═════ Entries provided ═════

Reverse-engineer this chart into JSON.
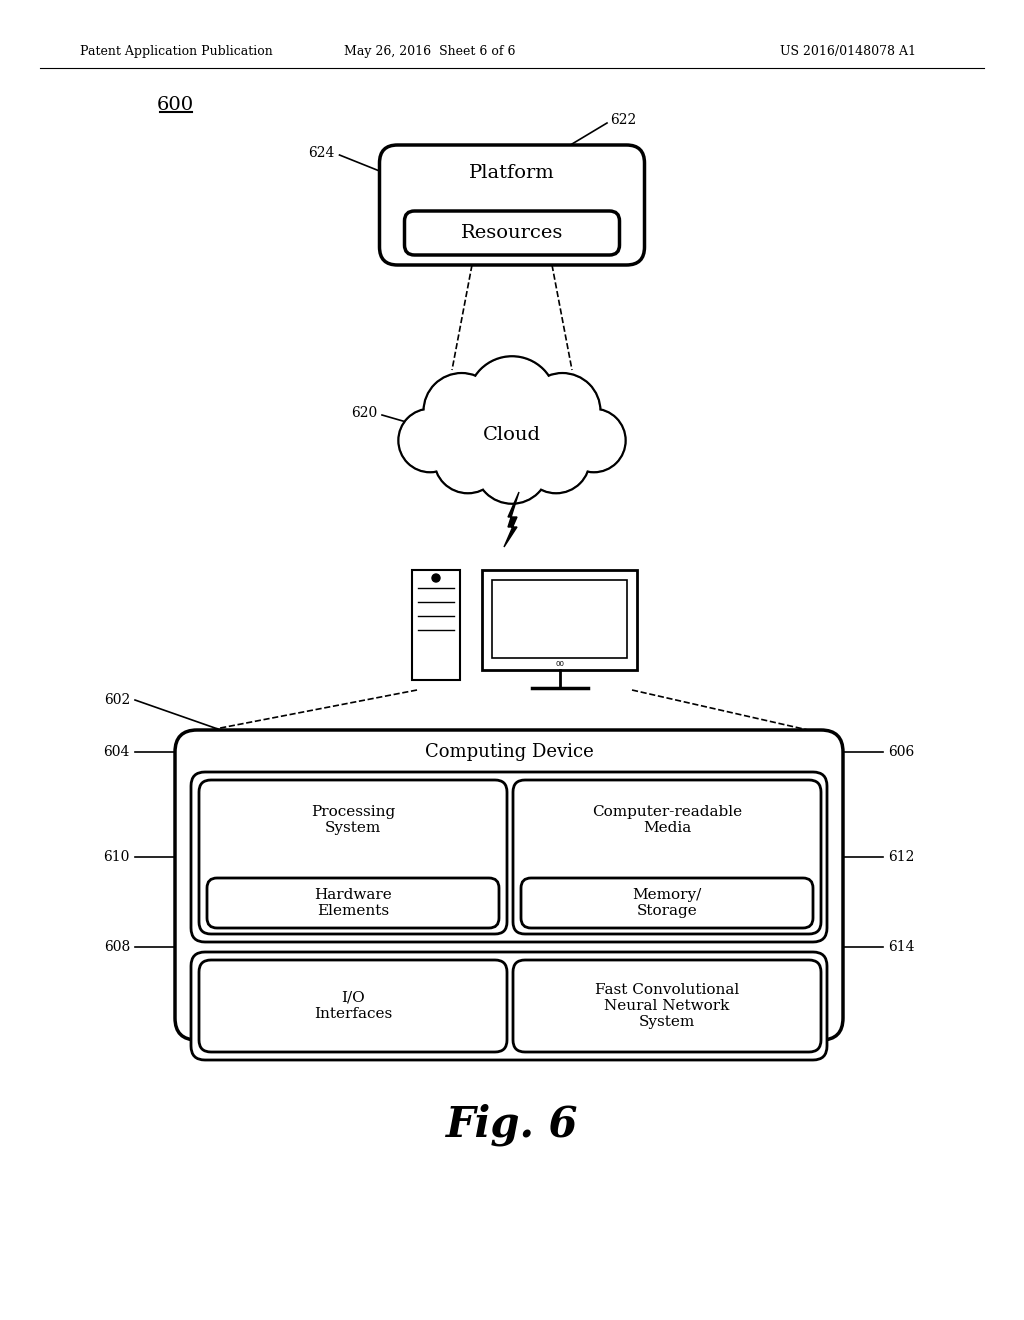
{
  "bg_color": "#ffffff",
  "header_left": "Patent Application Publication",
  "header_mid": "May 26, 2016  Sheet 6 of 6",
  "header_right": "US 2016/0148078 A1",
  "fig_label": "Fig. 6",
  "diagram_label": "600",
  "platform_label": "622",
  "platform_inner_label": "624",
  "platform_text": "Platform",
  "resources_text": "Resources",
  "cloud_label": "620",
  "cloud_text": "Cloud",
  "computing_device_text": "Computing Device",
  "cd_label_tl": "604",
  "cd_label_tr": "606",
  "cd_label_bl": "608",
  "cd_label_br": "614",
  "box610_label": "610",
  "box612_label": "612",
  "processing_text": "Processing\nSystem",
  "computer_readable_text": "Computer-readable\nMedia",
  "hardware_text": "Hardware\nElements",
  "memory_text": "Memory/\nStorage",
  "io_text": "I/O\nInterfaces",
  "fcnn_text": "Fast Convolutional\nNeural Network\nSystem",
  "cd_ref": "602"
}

═════

Your goal → Produce an exact copy of each line of data, skipping embedded images.

Reply →
Reverse-engineer this chart into JSON.
{
  "bg_color": "#ffffff",
  "header_left": "Patent Application Publication",
  "header_mid": "May 26, 2016  Sheet 6 of 6",
  "header_right": "US 2016/0148078 A1",
  "fig_label": "Fig. 6",
  "diagram_label": "600",
  "platform_label": "622",
  "platform_inner_label": "624",
  "platform_text": "Platform",
  "resources_text": "Resources",
  "cloud_label": "620",
  "cloud_text": "Cloud",
  "computing_device_text": "Computing Device",
  "cd_label_tl": "604",
  "cd_label_tr": "606",
  "cd_label_bl": "608",
  "cd_label_br": "614",
  "box610_label": "610",
  "box612_label": "612",
  "processing_text": "Processing\nSystem",
  "computer_readable_text": "Computer-readable\nMedia",
  "hardware_text": "Hardware\nElements",
  "memory_text": "Memory/\nStorage",
  "io_text": "I/O\nInterfaces",
  "fcnn_text": "Fast Convolutional\nNeural Network\nSystem",
  "cd_ref": "602"
}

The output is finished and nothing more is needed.